What to do:
Search the material below for the word "Twist" and copy every line in which it occurs.

Data provided:

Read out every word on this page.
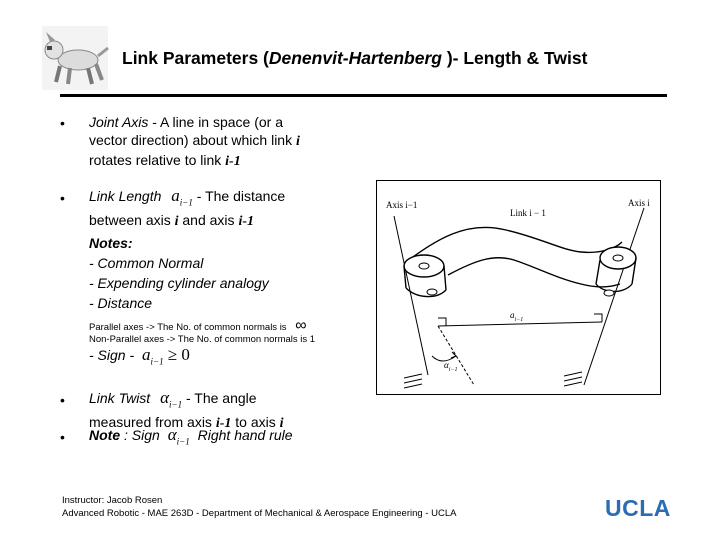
Link Parameters (Denenvit-Hartenberg )- Length & Twist
• Joint Axis - A line in space (or a
vector direction) about which link i
rotates relative to link i-1
• Link Length $a_{i-1}$ - The distance
between axis i and axis i-1
Notes:
- Common Normal
- Expending cylinder analogy
- Distance
Parallel axes -> The No. of common normals is ∞
Non-Parallel axes -> The No. of common normals is 1
- Sign - $a_{i-1} \ge 0$
• Link Twist $\alpha_{i-1}$ - The angle
measured from axis i-1 to axis i
• Note : Sign $\alpha_{i-1}$ Right hand rule
Axis i−1
Link i − 1
Axis i
$a_{i-1}$
$\alpha_{i-1}$
Instructor: Jacob Rosen
Advanced Robotic - MAE 263D - Department of Mechanical & Aerospace Engineering - UCLA	UCLA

Completed exercise:
Link Parameters (Denenvit-Hartenberg )- Length & Twist
• Link Twist $\alpha_{i-1}$ - The angle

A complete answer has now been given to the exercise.